* _WHAT THIS TASK INVOLVES_
Reproduce each of the entries below word for word, with every line unchanged.
--- Start of MATERIAL FOR THIS EXERCISE ---
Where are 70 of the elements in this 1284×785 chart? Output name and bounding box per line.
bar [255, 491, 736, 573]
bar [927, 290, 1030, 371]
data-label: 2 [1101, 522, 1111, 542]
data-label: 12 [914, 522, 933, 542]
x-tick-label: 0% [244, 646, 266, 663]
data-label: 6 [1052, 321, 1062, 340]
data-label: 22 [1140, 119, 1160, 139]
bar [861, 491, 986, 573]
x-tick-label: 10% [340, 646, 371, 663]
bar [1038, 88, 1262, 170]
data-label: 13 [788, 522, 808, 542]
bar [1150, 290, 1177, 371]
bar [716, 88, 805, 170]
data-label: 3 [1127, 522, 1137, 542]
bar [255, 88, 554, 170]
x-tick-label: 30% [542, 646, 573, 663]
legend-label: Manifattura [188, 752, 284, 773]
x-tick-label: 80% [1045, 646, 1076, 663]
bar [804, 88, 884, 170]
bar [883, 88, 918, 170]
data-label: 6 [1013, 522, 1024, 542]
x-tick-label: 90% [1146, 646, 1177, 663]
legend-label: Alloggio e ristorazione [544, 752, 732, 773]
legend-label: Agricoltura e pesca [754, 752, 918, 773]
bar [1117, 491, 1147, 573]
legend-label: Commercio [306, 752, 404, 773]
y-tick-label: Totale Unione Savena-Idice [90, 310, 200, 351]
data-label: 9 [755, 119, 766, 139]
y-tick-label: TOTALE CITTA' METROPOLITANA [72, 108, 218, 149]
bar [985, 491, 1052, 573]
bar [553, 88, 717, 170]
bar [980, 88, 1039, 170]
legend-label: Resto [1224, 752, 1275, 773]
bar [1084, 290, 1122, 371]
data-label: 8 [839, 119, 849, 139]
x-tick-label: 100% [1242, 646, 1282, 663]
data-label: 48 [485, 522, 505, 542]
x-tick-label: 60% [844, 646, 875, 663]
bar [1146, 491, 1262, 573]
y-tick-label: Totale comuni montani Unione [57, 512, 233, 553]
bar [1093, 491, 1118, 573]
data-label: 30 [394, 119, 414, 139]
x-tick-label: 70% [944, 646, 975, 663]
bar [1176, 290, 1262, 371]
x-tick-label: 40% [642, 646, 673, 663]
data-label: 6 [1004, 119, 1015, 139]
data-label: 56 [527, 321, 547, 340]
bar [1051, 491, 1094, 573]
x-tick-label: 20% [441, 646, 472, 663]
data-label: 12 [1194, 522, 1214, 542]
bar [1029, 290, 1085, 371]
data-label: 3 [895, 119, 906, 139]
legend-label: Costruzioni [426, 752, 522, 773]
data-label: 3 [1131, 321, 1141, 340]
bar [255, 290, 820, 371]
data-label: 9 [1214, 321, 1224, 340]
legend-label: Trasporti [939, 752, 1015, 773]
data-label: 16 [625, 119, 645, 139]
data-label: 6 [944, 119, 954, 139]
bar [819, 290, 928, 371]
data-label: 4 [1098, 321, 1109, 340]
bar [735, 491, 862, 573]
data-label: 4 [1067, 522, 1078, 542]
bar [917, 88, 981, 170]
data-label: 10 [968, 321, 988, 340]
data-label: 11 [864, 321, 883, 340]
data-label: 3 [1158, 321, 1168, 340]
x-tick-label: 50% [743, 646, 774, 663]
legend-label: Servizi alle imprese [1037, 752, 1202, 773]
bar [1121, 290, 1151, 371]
--- End of MATERIAL FOR THIS EXERCISE ---
* _TASK ANSWER_
Where are 70 of the elements in this 1284×785 chart? Output name and bounding box per line.
bar [255, 491, 736, 573]
bar [927, 290, 1030, 371]
data-label: 2 [1101, 522, 1111, 542]
data-label: 12 [914, 522, 933, 542]
x-tick-label: 0% [244, 646, 266, 663]
data-label: 6 [1052, 321, 1062, 340]
data-label: 22 [1140, 119, 1160, 139]
bar [861, 491, 986, 573]
x-tick-label: 10% [340, 646, 371, 663]
bar [1038, 88, 1262, 170]
data-label: 13 [788, 522, 808, 542]
bar [1150, 290, 1177, 371]
bar [716, 88, 805, 170]
data-label: 3 [1127, 522, 1137, 542]
bar [255, 88, 554, 170]
x-tick-label: 30% [542, 646, 573, 663]
legend-label: Manifattura [188, 752, 284, 773]
x-tick-label: 80% [1045, 646, 1076, 663]
bar [804, 88, 884, 170]
bar [883, 88, 918, 170]
data-label: 6 [1013, 522, 1024, 542]
x-tick-label: 90% [1146, 646, 1177, 663]
legend-label: Alloggio e ristorazione [544, 752, 732, 773]
legend-label: Agricoltura e pesca [754, 752, 918, 773]
bar [1117, 491, 1147, 573]
legend-label: Commercio [306, 752, 404, 773]
y-tick-label: Totale Unione Savena-Idice [90, 310, 200, 351]
data-label: 9 [755, 119, 766, 139]
y-tick-label: TOTALE CITTA' METROPOLITANA [72, 108, 218, 149]
bar [985, 491, 1052, 573]
bar [553, 88, 717, 170]
bar [980, 88, 1039, 170]
legend-label: Resto [1224, 752, 1275, 773]
bar [1084, 290, 1122, 371]
data-label: 8 [839, 119, 849, 139]
x-tick-label: 100% [1242, 646, 1282, 663]
data-label: 48 [485, 522, 505, 542]
x-tick-label: 60% [844, 646, 875, 663]
bar [1146, 491, 1262, 573]
y-tick-label: Totale comuni montani Unione [57, 512, 233, 553]
bar [1093, 491, 1118, 573]
data-label: 30 [394, 119, 414, 139]
x-tick-label: 70% [944, 646, 975, 663]
bar [1176, 290, 1262, 371]
x-tick-label: 40% [642, 646, 673, 663]
data-label: 6 [1004, 119, 1015, 139]
data-label: 56 [527, 321, 547, 340]
bar [1051, 491, 1094, 573]
x-tick-label: 20% [441, 646, 472, 663]
data-label: 12 [1194, 522, 1214, 542]
bar [1029, 290, 1085, 371]
data-label: 3 [895, 119, 906, 139]
legend-label: Costruzioni [426, 752, 522, 773]
data-label: 3 [1131, 321, 1141, 340]
bar [255, 290, 820, 371]
data-label: 9 [1214, 321, 1224, 340]
legend-label: Trasporti [939, 752, 1015, 773]
data-label: 16 [625, 119, 645, 139]
data-label: 6 [944, 119, 954, 139]
bar [819, 290, 928, 371]
data-label: 4 [1098, 321, 1109, 340]
bar [735, 491, 862, 573]
data-label: 4 [1067, 522, 1078, 542]
bar [917, 88, 981, 170]
data-label: 10 [968, 321, 988, 340]
data-label: 11 [864, 321, 883, 340]
data-label: 3 [1158, 321, 1168, 340]
x-tick-label: 50% [743, 646, 774, 663]
legend-label: Servizi alle imprese [1037, 752, 1202, 773]
bar [1121, 290, 1151, 371]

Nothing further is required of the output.